- [Task] Track down every line below that holds "items" and copy it.

-- START OF Information provided --

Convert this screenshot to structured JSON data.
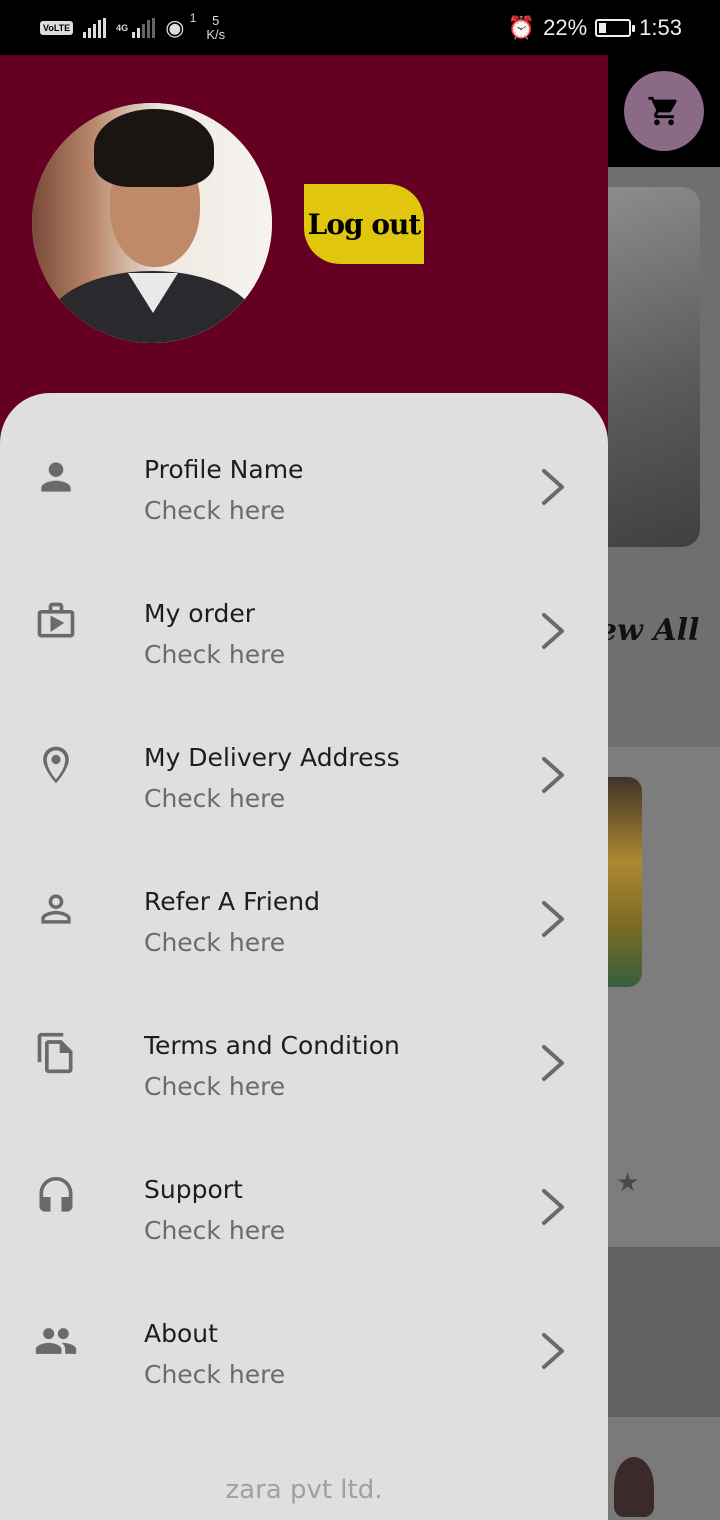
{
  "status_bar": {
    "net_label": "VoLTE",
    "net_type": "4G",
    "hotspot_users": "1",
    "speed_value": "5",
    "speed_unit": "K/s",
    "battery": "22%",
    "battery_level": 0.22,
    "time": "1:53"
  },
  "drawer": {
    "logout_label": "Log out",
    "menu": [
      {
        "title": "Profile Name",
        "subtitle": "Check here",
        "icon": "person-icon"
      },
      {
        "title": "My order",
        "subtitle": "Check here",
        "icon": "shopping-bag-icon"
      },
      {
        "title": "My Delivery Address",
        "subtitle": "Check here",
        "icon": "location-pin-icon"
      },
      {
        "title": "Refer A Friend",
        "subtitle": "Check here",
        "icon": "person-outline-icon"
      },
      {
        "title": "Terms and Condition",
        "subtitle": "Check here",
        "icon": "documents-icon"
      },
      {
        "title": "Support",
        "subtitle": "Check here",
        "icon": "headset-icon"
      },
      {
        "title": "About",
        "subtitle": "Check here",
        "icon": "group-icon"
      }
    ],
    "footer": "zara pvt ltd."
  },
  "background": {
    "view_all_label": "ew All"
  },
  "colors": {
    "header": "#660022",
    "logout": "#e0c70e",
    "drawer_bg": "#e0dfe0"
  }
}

-- END OF Information provided --
-- START OF Information provided --

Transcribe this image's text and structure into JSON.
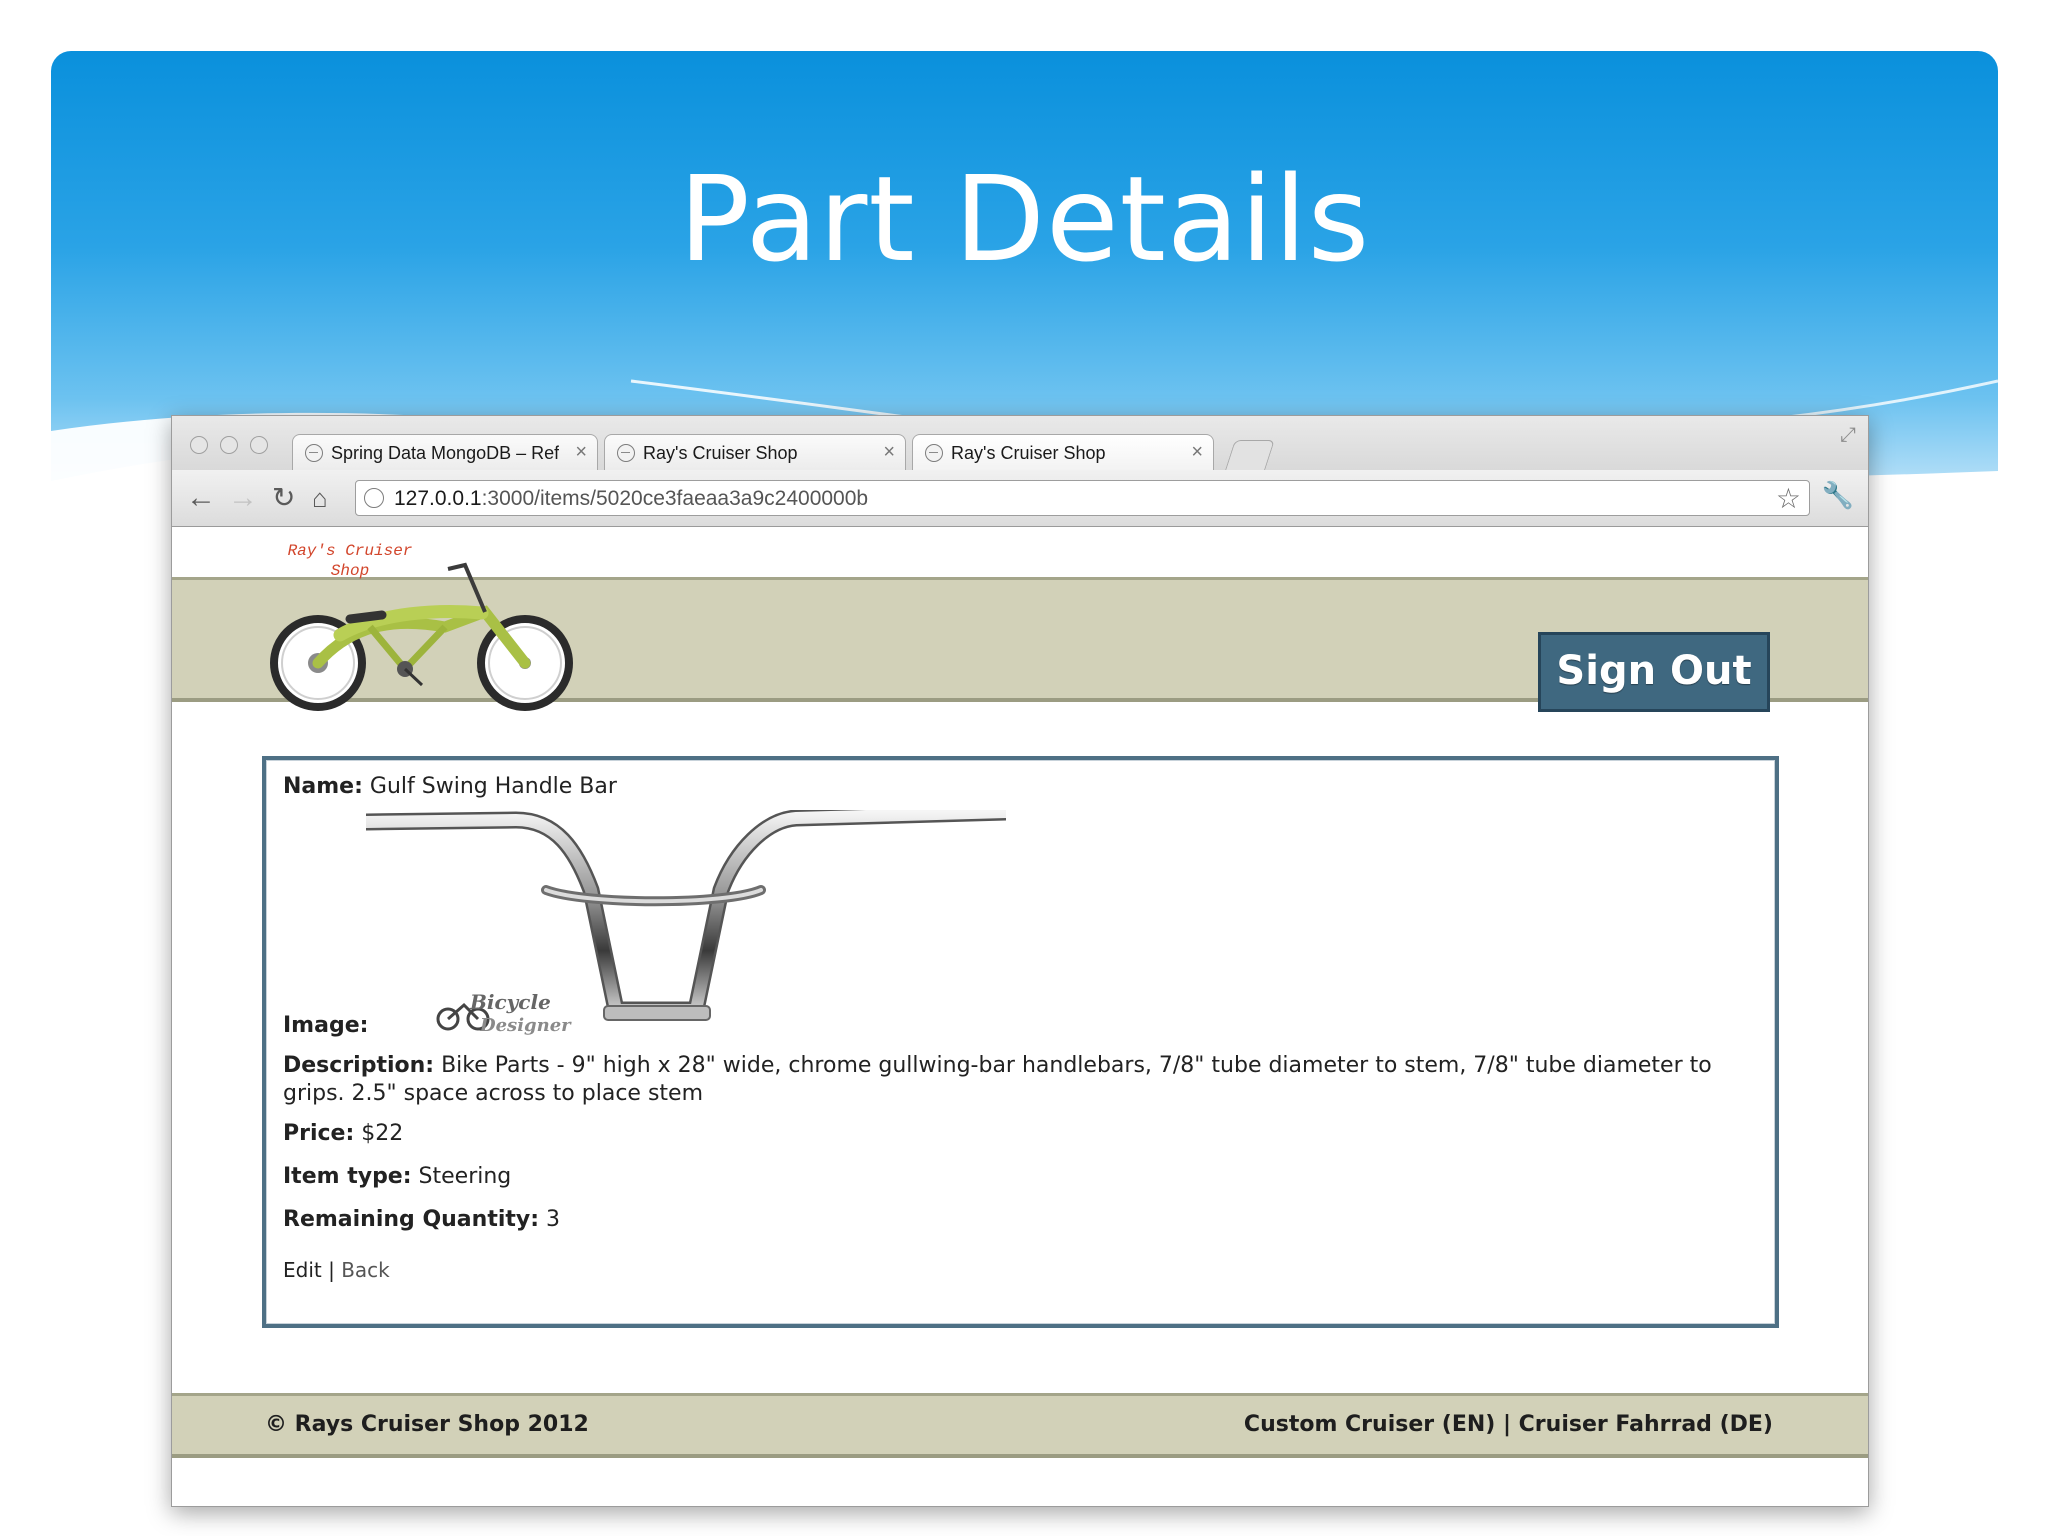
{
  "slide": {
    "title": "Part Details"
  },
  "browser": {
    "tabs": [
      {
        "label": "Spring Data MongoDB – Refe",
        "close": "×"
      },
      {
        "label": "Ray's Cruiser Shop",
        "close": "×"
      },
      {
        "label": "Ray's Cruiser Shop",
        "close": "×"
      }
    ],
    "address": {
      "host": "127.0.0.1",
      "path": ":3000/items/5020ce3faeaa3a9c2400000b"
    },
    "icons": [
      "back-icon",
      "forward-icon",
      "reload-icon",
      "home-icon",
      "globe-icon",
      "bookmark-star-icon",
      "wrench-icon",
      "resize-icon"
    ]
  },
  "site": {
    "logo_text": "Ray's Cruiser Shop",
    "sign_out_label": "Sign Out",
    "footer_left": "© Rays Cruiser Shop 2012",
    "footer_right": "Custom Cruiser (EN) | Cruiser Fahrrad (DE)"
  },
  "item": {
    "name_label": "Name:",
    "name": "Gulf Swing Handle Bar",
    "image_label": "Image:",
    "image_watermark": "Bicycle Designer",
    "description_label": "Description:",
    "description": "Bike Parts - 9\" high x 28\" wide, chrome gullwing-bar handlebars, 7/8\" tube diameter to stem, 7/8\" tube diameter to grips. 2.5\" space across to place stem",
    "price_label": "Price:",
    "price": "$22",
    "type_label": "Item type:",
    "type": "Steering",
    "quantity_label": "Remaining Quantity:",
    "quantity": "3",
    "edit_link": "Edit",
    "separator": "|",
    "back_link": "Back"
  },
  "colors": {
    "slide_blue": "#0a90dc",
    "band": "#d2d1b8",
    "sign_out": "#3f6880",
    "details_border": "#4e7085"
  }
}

-- END OF Information provided --
-- START OF Information provided --

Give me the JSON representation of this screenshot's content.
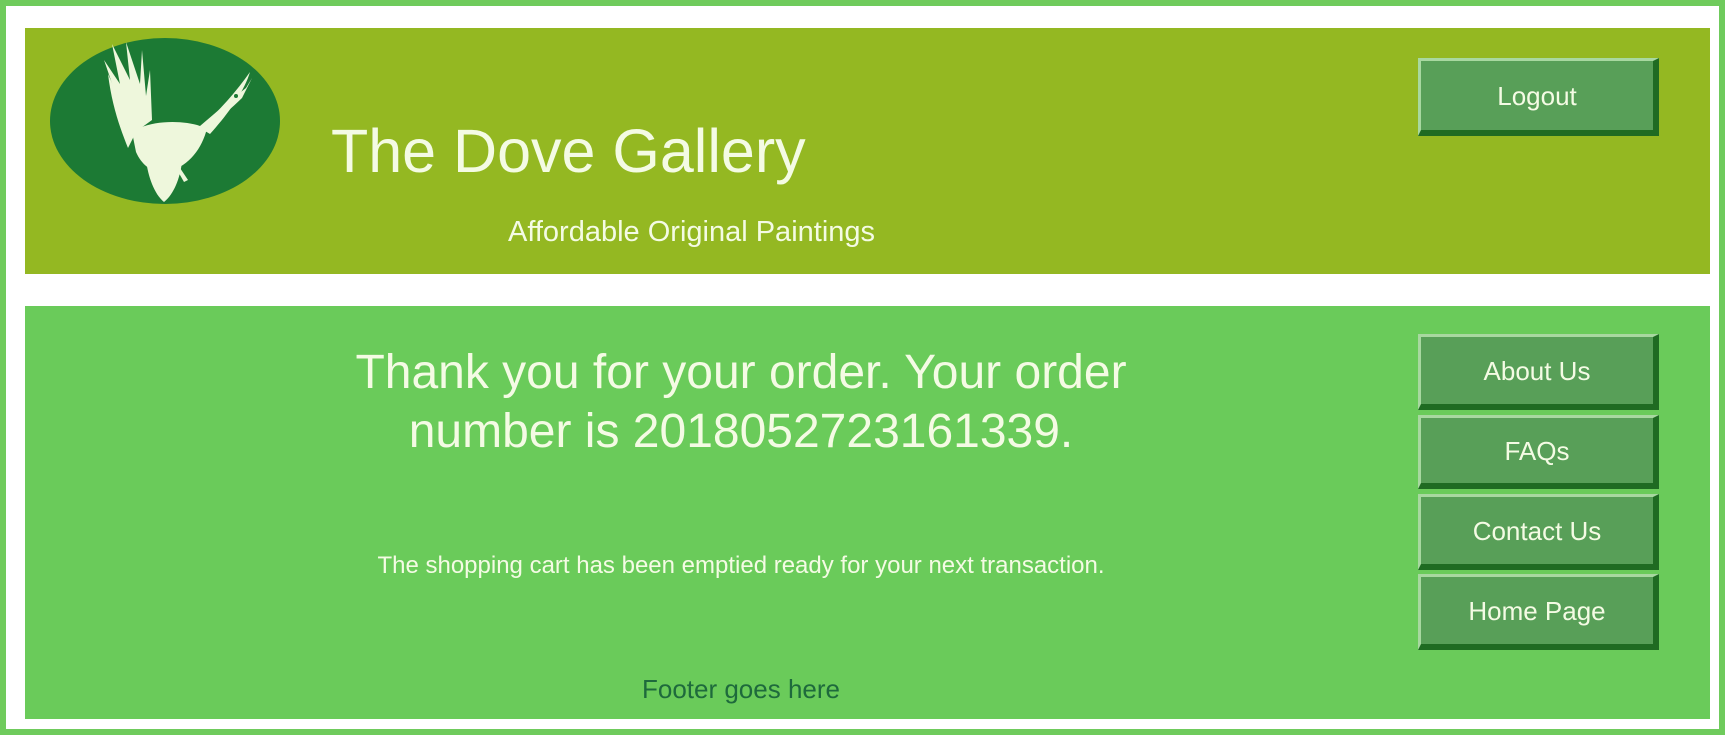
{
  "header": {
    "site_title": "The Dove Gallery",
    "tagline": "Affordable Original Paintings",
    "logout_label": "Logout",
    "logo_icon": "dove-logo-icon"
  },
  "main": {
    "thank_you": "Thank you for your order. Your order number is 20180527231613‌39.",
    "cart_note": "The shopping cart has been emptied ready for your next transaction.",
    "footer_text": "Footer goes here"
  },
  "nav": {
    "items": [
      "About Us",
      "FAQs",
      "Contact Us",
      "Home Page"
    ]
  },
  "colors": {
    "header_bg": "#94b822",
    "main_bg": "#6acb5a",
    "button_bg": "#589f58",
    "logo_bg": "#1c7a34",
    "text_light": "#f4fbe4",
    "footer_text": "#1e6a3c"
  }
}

-- END OF Information provided --

- [Finished answer]
      "path": ":3000/items/5020ce3faeaa3a9c2400000b"
    "items": [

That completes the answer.